* Begin INFORMATION SHOWN *

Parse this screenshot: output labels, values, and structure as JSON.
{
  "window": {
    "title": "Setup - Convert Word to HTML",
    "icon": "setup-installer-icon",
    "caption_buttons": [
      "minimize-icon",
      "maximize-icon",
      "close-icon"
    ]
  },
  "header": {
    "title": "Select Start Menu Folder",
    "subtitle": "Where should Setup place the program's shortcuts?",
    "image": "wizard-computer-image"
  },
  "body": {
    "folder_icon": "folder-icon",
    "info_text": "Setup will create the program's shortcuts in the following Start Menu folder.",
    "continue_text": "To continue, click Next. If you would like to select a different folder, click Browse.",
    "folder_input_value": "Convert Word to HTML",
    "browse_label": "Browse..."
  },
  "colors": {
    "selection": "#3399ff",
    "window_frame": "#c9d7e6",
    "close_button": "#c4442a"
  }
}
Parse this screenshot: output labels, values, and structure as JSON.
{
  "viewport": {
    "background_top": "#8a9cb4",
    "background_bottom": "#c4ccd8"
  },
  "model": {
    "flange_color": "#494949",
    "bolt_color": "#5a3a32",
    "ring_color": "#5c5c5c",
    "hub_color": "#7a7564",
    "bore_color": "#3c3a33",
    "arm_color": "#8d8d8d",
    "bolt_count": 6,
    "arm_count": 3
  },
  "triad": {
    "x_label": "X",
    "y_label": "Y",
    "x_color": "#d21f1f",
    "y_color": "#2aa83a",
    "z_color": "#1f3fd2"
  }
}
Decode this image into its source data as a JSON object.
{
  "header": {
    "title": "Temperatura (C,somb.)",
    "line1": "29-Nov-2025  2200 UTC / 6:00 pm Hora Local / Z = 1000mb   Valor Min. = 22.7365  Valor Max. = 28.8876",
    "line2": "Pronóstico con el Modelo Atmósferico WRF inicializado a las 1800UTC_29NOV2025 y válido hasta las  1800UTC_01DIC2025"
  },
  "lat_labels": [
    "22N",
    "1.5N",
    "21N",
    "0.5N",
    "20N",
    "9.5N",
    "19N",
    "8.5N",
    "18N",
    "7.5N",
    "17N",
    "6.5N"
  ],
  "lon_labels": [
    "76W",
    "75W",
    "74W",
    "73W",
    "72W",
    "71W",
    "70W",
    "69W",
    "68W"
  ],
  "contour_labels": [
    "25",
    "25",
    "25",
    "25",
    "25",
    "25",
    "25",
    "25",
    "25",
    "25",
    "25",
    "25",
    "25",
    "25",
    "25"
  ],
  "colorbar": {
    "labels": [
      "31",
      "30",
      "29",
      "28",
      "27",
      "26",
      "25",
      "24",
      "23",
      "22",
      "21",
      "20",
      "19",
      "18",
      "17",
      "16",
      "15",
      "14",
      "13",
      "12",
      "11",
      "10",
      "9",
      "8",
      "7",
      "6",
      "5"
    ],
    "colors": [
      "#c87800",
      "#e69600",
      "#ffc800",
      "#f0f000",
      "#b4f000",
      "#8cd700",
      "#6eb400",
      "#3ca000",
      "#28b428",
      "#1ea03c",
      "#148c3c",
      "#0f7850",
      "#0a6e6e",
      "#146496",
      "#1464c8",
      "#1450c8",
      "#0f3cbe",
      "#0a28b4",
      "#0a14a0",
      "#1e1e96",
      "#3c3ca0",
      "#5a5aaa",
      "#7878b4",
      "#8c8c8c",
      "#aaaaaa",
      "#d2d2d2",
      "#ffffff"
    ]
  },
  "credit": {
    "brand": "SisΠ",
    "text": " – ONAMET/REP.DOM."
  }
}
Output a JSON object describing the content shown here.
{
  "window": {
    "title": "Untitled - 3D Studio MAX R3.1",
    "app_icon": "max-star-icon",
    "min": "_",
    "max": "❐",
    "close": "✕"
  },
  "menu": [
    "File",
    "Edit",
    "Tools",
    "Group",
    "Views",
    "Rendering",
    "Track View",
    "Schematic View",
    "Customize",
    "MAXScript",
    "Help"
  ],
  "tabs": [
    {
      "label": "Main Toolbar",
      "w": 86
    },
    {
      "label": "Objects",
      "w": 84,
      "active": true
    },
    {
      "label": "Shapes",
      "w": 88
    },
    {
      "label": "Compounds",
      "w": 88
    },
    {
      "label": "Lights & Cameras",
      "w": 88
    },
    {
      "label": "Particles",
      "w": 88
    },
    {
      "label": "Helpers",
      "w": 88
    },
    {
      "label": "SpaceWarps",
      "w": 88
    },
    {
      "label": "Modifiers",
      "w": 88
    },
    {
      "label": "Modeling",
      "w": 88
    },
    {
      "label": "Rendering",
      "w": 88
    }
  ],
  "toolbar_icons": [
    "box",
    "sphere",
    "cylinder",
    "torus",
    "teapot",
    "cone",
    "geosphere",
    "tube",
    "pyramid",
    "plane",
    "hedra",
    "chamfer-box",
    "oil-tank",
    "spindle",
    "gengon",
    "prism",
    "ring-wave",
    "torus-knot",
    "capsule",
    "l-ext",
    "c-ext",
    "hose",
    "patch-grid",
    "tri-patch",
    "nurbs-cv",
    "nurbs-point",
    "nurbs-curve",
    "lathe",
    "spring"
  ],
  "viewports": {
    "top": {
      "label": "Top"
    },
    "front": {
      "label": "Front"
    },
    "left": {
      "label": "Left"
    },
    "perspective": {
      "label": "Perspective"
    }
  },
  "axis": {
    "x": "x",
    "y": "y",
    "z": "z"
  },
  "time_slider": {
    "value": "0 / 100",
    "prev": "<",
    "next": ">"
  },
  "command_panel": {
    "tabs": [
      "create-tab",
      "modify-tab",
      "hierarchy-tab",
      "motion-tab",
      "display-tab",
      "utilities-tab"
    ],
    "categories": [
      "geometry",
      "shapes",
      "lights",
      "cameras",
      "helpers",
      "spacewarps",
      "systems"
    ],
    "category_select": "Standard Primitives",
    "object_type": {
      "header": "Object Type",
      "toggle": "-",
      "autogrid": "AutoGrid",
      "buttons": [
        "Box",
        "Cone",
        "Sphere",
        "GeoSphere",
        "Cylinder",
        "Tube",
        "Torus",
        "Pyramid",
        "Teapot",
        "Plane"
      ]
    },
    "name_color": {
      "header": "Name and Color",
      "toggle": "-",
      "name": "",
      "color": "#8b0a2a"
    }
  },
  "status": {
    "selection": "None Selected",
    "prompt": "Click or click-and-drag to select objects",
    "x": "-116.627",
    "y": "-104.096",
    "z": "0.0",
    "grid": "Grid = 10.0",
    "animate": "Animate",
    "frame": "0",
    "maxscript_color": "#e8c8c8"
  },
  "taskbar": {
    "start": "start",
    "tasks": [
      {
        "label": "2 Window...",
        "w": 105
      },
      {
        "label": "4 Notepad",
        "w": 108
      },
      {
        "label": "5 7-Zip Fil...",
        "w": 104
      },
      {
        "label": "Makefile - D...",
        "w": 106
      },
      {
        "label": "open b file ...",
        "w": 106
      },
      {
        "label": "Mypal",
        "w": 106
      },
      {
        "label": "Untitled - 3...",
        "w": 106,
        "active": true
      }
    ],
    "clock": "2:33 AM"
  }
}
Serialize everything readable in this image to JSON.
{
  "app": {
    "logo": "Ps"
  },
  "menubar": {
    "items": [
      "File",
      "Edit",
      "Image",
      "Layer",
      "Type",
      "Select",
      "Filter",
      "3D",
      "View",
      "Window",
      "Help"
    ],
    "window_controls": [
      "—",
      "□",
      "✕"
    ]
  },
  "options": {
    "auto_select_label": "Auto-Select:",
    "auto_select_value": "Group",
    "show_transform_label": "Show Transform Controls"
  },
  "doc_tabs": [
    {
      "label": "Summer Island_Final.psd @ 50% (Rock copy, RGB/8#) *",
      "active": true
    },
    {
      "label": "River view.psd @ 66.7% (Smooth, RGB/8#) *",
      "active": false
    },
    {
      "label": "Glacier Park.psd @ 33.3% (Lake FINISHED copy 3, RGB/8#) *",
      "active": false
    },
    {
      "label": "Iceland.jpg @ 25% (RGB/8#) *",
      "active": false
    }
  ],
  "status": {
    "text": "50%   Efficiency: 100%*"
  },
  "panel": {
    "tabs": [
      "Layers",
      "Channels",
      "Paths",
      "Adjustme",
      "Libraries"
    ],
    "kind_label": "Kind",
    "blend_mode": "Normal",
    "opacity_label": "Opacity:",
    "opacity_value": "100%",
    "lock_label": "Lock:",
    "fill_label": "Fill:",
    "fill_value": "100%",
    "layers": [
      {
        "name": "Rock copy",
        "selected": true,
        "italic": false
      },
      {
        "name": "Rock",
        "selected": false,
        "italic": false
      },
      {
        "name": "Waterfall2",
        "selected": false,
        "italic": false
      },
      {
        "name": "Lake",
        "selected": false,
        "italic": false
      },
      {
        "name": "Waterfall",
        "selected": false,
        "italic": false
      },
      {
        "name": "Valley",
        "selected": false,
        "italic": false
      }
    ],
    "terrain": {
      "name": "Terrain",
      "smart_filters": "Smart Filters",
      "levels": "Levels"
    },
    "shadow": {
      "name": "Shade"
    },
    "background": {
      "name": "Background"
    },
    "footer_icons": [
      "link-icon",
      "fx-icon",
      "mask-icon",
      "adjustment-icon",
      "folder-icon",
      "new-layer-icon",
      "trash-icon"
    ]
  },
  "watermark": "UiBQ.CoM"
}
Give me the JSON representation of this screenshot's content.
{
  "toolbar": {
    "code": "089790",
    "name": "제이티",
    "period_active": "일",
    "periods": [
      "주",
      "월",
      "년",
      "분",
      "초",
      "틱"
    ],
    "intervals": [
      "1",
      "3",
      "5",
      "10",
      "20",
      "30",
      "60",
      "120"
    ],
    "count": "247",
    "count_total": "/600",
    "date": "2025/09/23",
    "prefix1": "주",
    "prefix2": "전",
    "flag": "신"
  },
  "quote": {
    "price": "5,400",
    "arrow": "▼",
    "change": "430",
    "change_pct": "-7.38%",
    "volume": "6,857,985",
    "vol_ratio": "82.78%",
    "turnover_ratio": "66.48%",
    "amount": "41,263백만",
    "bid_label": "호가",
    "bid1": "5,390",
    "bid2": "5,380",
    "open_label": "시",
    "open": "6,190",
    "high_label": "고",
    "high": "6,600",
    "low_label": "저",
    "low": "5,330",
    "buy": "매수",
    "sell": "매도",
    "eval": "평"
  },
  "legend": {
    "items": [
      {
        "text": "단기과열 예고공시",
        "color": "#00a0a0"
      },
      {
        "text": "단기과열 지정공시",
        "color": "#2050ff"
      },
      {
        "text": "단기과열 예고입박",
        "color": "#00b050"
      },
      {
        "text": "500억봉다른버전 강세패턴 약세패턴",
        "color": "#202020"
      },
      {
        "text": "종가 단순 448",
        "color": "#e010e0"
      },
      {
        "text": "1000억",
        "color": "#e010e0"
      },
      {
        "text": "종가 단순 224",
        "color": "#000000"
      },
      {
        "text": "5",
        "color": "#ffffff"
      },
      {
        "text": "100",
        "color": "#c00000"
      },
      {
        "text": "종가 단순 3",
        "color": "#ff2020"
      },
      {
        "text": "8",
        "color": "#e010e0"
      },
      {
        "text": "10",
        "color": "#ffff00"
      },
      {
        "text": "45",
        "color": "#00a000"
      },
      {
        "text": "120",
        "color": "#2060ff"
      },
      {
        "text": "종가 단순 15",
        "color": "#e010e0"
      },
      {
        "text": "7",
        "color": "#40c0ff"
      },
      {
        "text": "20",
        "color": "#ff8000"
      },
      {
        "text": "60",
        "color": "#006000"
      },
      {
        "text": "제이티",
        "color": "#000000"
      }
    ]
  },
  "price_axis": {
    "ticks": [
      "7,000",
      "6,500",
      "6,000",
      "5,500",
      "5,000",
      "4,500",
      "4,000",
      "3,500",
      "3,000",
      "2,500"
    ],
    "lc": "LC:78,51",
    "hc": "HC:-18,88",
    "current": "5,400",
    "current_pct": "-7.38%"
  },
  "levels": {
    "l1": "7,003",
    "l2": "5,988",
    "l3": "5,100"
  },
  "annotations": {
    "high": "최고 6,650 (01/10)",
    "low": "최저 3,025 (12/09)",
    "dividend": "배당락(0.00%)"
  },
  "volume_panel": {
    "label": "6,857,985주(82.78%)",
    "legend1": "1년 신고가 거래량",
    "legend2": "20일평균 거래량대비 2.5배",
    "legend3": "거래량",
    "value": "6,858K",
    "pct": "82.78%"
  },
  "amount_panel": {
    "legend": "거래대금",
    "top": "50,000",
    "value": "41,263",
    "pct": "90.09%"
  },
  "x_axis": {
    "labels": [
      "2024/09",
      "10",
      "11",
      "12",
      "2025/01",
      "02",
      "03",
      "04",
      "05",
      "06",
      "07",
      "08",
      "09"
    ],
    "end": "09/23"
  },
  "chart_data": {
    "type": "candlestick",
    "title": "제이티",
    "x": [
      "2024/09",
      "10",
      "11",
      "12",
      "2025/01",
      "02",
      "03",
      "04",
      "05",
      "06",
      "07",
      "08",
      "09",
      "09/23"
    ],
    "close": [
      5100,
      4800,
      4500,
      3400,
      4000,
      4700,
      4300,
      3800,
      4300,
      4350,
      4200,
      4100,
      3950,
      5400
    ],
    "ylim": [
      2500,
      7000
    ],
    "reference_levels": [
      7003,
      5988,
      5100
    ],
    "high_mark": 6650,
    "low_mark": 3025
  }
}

* End INFORMATION SHOWN *

* SET PROBLEM: Find how many lines in the listing contain the word "copy" and give that count alone.

* REPLY: 3